La conocí en
eróticas madrugadas de los sábados que marcaron mi adolescencia. Ciclos de cine
S que pasaban por Canal Sur formados por películas de Max Pecas, Russ Meyer y
hasta alguna prohibida de la Dúrcal. Ella siempre con peluca rubia y lengua
traviesa. Se hacía llamar Candy Coster, más tarde descubrí su otro de sus múltiples apodos, Lina Romay.
Lo prohibido,
lo castizo, y un glamour barato se mezclaban en estas cintas que eran
visionadas entre zapping y zapping para no llegar a ser descubierto.
Convertida
ya en un mito personal, fui investigando en su filmografía plagada de, dicen,
más de cien títulos. Terror, gore, carcelario, religioso, erótico o porno: su
presencia siempre se hacía notar, aunque fuera en un cameo insignificante.

* **DATOS PROPORCIONADOS**

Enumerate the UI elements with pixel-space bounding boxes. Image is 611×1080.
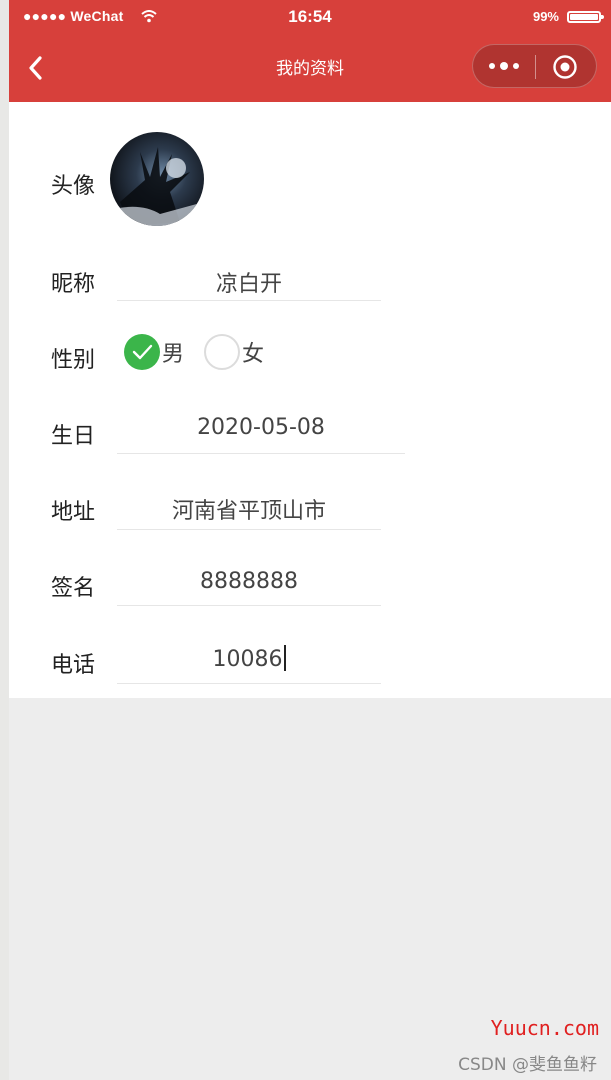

* **OBJETIVO**
Según el texto sobre Lina Romay, ¿con qué nombre se hacía llamar ella en las películas de las madrugadas de los sábados? Responda en pocas palabras, por favor. Las líneas no intervienen en este ejercicio.

* **EJERCICIO RESUELTO**
Candy Coster.